§ **Task directions**
Gather up all lines that carry the word "erneutes".

----

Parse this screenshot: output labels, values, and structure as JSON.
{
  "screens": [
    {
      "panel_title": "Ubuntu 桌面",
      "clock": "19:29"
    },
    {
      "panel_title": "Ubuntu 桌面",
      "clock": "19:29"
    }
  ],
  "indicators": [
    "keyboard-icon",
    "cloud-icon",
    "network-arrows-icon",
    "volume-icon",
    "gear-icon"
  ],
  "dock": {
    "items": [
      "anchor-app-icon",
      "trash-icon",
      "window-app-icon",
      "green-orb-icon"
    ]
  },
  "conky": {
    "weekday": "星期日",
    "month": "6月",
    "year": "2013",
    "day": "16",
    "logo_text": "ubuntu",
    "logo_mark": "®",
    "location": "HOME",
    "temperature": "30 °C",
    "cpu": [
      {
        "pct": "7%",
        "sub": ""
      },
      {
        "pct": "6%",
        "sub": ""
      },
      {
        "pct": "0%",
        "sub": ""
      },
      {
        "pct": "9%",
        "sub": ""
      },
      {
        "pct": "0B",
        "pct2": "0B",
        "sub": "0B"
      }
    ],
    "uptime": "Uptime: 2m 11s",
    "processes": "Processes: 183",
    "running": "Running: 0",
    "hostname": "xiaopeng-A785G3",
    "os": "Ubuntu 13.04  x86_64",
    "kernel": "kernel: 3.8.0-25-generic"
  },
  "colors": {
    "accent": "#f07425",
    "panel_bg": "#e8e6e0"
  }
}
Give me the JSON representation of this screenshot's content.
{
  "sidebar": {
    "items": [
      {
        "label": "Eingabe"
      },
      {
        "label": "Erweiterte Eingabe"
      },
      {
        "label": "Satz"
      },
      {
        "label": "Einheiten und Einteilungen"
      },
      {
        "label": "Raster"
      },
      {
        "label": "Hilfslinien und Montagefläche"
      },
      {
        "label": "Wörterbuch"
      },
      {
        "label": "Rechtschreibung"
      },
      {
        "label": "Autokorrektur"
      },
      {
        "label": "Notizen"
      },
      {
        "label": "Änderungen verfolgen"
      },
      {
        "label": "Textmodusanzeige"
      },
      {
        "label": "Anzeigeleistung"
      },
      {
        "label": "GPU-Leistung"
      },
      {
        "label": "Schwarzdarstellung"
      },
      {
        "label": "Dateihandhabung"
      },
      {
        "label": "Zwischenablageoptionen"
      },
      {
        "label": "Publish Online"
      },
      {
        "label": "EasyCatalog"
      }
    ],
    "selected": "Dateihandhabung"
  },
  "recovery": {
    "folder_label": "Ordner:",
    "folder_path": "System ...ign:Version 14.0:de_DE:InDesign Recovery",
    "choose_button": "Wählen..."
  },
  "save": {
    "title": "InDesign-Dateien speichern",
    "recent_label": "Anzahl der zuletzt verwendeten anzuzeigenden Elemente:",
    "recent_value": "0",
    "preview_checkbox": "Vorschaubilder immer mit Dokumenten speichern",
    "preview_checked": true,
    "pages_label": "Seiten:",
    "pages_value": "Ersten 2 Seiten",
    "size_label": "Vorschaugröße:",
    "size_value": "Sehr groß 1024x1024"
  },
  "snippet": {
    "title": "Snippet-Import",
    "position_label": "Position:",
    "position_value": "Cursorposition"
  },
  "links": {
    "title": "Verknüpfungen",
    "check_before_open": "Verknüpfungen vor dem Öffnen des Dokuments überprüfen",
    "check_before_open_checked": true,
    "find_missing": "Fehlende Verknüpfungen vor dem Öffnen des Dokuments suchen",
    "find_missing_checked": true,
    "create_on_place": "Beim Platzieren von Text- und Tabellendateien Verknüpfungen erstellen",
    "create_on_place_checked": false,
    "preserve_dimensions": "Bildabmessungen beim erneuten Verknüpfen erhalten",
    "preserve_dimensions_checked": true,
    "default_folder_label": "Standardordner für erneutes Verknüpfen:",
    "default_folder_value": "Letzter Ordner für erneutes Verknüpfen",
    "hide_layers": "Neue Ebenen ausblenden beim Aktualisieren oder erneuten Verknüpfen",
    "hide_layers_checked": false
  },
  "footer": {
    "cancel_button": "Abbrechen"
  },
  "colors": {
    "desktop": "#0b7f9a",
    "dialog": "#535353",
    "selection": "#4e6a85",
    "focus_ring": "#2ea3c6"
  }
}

----

§ **In response**
    "default_folder_label": "Standardordner für erneutes Verknüpfen:",
    "default_folder_value": "Letzter Ordner für erneutes Verknüpfen",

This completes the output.